WORK INSTRUCTIONS: The answer is one number: how many lines hold the string "государственных".

(Stored entries)
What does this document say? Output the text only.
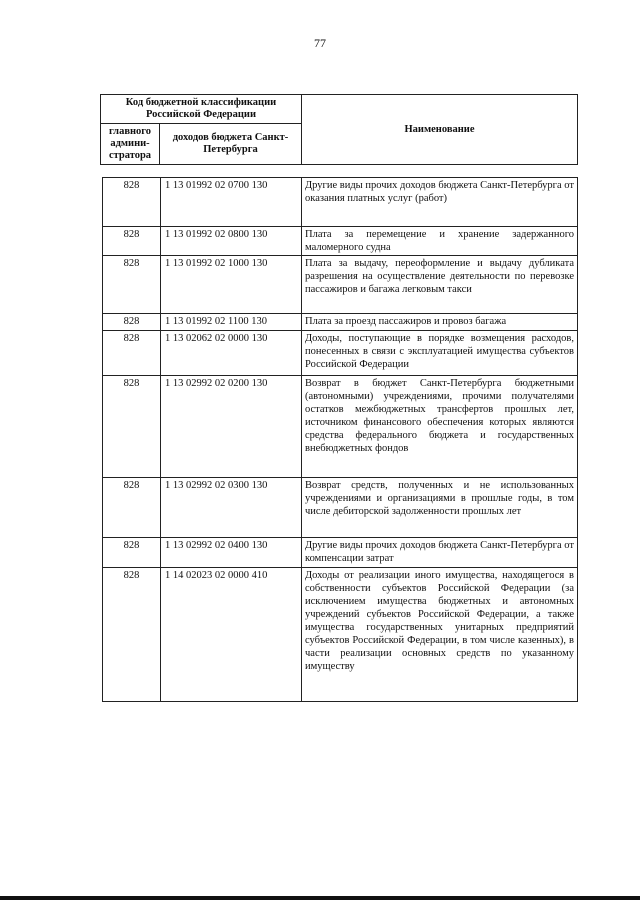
77
Код бюджетной классификации Российской Федерации		Наименование
главного админи-стратора	доходов бюджета Санкт-Петербурга	
828	1 13 01992 02 0700 130	Другие виды прочих доходов бюджета Санкт-Петербурга от оказания платных услуг (работ)
828	1 13 01992 02 0800 130	Плата за перемещение и хранение задержанного маломерного судна
828	1 13 01992 02 1000 130	Плата за выдачу, переоформление и выдачу дубликата разрешения на осуществление деятельности по перевозке пассажиров и багажа легковым такси
828	1 13 01992 02 1100 130	Плата за проезд пассажиров и провоз багажа
828	1 13 02062 02 0000 130	Доходы, поступающие в порядке возмещения расходов, понесенных в связи с эксплуатацией имущества субъектов Российской Федерации
828	1 13 02992 02 0200 130	Возврат в бюджет Санкт-Петербурга бюджетными (автономными) учреждениями, прочими получателями остатков межбюджетных трансфертов прошлых лет, источником финансового обеспечения которых являются средства федерального бюджета и государственных внебюджетных фондов
828	1 13 02992 02 0300 130	Возврат средств, полученных и не использованных учреждениями и организациями в прошлые годы, в том числе дебиторской задолженности прошлых лет
828	1 13 02992 02 0400 130	Другие виды прочих доходов бюджета Санкт-Петербурга от компенсации затрат
828	1 14 02023 02 0000 410	Доходы от реализации иного имущества, находящегося в собственности субъектов Российской Федерации (за исключением имущества бюджетных и автономных учреждений субъектов Российской Федерации, а также имущества государственных унитарных предприятий субъектов Российской Федерации, в том числе казенных), в части реализации основных средств по указанному имуществу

COMPLETED EXERCISE: 2